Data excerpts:
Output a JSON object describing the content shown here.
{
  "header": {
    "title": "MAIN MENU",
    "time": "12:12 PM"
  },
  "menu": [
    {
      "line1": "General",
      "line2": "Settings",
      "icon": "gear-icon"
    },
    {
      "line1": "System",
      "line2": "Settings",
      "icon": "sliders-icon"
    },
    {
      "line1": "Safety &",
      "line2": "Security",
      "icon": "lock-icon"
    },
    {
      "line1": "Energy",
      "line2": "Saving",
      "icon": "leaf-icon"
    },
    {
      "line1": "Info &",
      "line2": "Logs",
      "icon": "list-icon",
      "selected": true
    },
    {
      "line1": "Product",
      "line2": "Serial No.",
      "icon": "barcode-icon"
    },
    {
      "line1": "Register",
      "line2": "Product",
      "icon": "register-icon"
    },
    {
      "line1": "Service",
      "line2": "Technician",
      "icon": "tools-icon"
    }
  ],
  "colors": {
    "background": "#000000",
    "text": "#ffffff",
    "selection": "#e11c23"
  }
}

> [What you have to do]:
Look through the data above. Each line containing the word "icon" needs to be copied.

> [Answer to the problem]:
      "icon": "gear-icon"
      "icon": "sliders-icon"
      "icon": "lock-icon"
      "icon": "leaf-icon"
      "icon": "list-icon",
      "icon": "barcode-icon"
      "icon": "register-icon"
      "icon": "tools-icon"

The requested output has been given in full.